**抜粋本文:**
====

2024/7/8八村巧馬「才能のない僕」
1年 八村巧馬 競歩パート(左)
初めまして。鈴木胡桃先輩から部員日記を引き継ぎました。観光学部交流文化学科 1 年の八村
巧馬(はちむらたくま)です。まさかこんなに早く自分に日記が回ってくるとも思わず部員の皆さんも
全然僕のことを知らない人ばかりだと思うので今回の日記で少しでも皆さんに知ってもらえたら嬉しい
です!
僕に引き継いでくれた胡桃先輩はとても明るくてビックリするぐらいコミュ力が高くて周りの雰囲気を明
るくしてくれるような素敵な先輩です。自分は内気な性格でコミュ力も低いので先輩は本当に格好良
くて憧れの先輩の一人です!
僕は文章を書くことが下手ですけどとても好きです!なぜなら自分の思っていることをこの場にすべてぶ
つけられる気がするからです!だからこんなネガティブなタイトルになりました。でもこのタイトルは僕の本
心であり僕の行動のすべてを裏付けることばです笑
本当にネガティブな僕ですが最後まで読んでいただけると幸いです。
僕には才能がない。これは紛れもない事実です。勉強、スポーツ、その他諸々うまくことが運んだ記憶
がまるでありません。すべて何かにつまずいてきた人生です。だからこそ僕は競歩をやっているのです。才
能のない僕が何かで結果を出すには他の人と同じことをしていては無理なのです。だから競歩だったの
です。

====

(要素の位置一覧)
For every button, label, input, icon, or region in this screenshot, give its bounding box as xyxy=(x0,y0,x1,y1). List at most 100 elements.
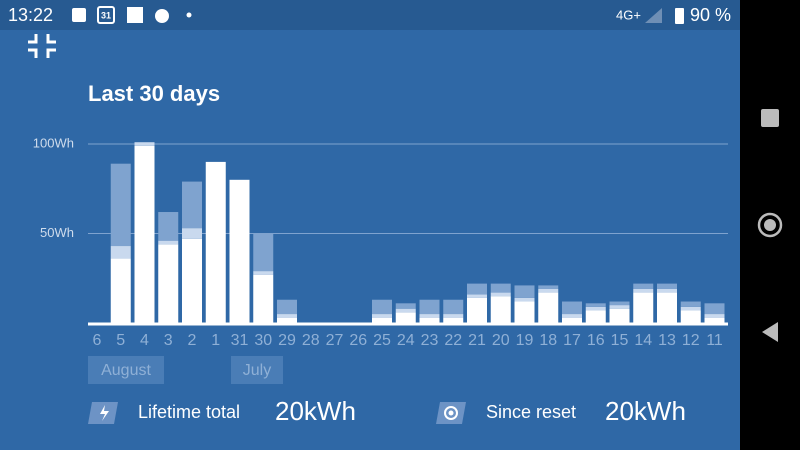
x-tick-label: 3 xyxy=(164,332,173,349)
bolt xyxy=(100,405,109,421)
bar-segment xyxy=(277,299,297,315)
status-bar xyxy=(0,0,740,30)
bar-segment xyxy=(277,317,297,323)
x-tick-label: 26 xyxy=(349,332,367,349)
bar-segment xyxy=(538,285,559,289)
bar-segment xyxy=(158,240,179,245)
month-box xyxy=(231,356,283,384)
month-label: August xyxy=(101,362,151,379)
x-tick-label: 17 xyxy=(563,332,581,349)
x-tick-label: 14 xyxy=(634,332,652,349)
bar-segment xyxy=(277,314,297,318)
home-button[interactable] xyxy=(757,212,783,238)
bar-segment xyxy=(395,308,416,313)
x-tick-label: 4 xyxy=(140,332,149,349)
reset-label: Since reset xyxy=(486,402,576,422)
x-tick-label: 1 xyxy=(211,332,220,349)
network-type: 4G+ xyxy=(616,7,641,22)
bar-segment xyxy=(704,317,725,323)
bar-segment xyxy=(395,303,416,309)
bar-segment xyxy=(134,145,155,323)
x-tick-label: 31 xyxy=(231,332,249,349)
bar-segment xyxy=(253,271,274,275)
x-tick-label: 12 xyxy=(682,332,700,349)
bar-segment xyxy=(467,283,487,295)
bar-segment xyxy=(490,292,511,297)
bar-segment xyxy=(443,317,464,323)
bar-segment xyxy=(158,244,179,323)
bar-segment xyxy=(680,301,701,307)
bar-segment xyxy=(562,314,582,318)
x-tick-label: 2 xyxy=(188,332,197,349)
bar-segment xyxy=(680,310,701,323)
bar-segment xyxy=(657,288,677,293)
y-tick-label: 50Wh xyxy=(40,225,74,240)
bar-segment xyxy=(443,314,464,318)
x-tick-label: 20 xyxy=(492,332,510,349)
more-dot xyxy=(186,12,192,18)
bar-segment xyxy=(704,303,725,315)
calendar-icon xyxy=(97,6,115,24)
recents-button[interactable] xyxy=(761,109,779,127)
bar-segment xyxy=(657,283,677,289)
home-dot xyxy=(764,219,776,231)
bar-segment xyxy=(419,317,440,323)
bar-segment xyxy=(585,306,606,311)
x-tick-label: 19 xyxy=(516,332,534,349)
bar-segment xyxy=(182,181,202,229)
bar-segment xyxy=(562,317,582,323)
x-tick-label: 23 xyxy=(421,332,439,349)
x-tick-label: 16 xyxy=(587,332,605,349)
bar-segment xyxy=(562,301,582,315)
bar-segment xyxy=(419,299,440,315)
month-label: July xyxy=(243,362,271,379)
bar-segment xyxy=(514,297,535,302)
bar-segment xyxy=(443,299,464,315)
bar-segment xyxy=(514,301,535,323)
x-tick-label: 25 xyxy=(373,332,391,349)
app-icon xyxy=(127,7,143,23)
collapse-icon[interactable] xyxy=(28,34,56,58)
bar-segment xyxy=(253,274,274,323)
x-tick-label: 15 xyxy=(611,332,629,349)
bar-segment xyxy=(253,233,274,272)
reset-value: 20kWh xyxy=(605,396,686,426)
bar-segment xyxy=(372,314,392,318)
bar-segment xyxy=(538,288,559,293)
bar-segment xyxy=(585,310,606,323)
x-tick-label: 24 xyxy=(397,332,415,349)
x-tick-label: 28 xyxy=(302,332,320,349)
bar-segment xyxy=(372,317,392,323)
bar-segment xyxy=(110,258,131,323)
bar-segment xyxy=(372,299,392,315)
y-tick-label: 100Wh xyxy=(33,135,74,150)
status-time: 13:22 xyxy=(8,5,53,25)
x-tick-label: 5 xyxy=(116,332,125,349)
bar-segment xyxy=(205,161,226,323)
gallery-icon xyxy=(72,8,86,22)
reddit-icon xyxy=(155,9,169,23)
signal-icon xyxy=(645,8,662,23)
bar-segment xyxy=(514,285,535,298)
x-tick-label: 6 xyxy=(93,332,102,349)
bar-segment xyxy=(657,292,677,323)
bar-segment xyxy=(467,297,487,323)
bar-segment xyxy=(585,303,606,307)
x-tick-label: 27 xyxy=(326,332,344,349)
bar-segment xyxy=(633,292,654,323)
bar-segment xyxy=(633,288,654,293)
bar-segment xyxy=(182,228,202,239)
month-box xyxy=(88,356,164,384)
bar-segment xyxy=(395,312,416,323)
bar-segment xyxy=(609,308,630,323)
bar-segment xyxy=(110,163,131,247)
x-tick-label: 29 xyxy=(278,332,296,349)
bar-segment xyxy=(490,296,511,323)
target-dot xyxy=(448,410,454,416)
bar-segment xyxy=(538,292,559,323)
back-button[interactable] xyxy=(762,322,778,342)
x-tick-label: 22 xyxy=(444,332,462,349)
lifetime-label: Lifetime total xyxy=(138,402,240,422)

====

**演習:** 部員日記のうち、「2024/7/8八村巧馬「才能のない僕」」を含む語句で始まり「本当にネガティブな僕ですが最後まで読んでいただけると幸いです。」で終わる部分を、「コミュ力」を「コミュニケーション能力」に改めて更新した形で示してください。

**出力結果:**
2024/7/8八村巧馬「才能のない僕」
1年 八村巧馬 競歩パート(左)
初めまして。鈴木胡桃先輩から部員日記を引き継ぎました。観光学部交流文化学科 1 年の八村
巧馬(はちむらたくま)です。まさかこんなに早く自分に日記が回ってくるとも思わず部員の皆さんも
全然僕のことを知らない人ばかりだと思うので今回の日記で少しでも皆さんに知ってもらえたら嬉しい
です!
僕に引き継いでくれた胡桃先輩はとても明るくてビックリするぐらいコミュニケーション能力が高くて周りの雰囲気を明
るくしてくれるような素敵な先輩です。自分は内気な性格でコミュニケーション能力も低いので先輩は本当に格好良
くて憧れの先輩の一人です!
僕は文章を書くことが下手ですけどとても好きです!なぜなら自分の思っていることをこの場にすべてぶ
つけられる気がするからです!だからこんなネガティブなタイトルになりました。でもこのタイトルは僕の本
心であり僕の行動のすべてを裏付けることばです笑
本当にネガティブな僕ですが最後まで読んでいただけると幸いです。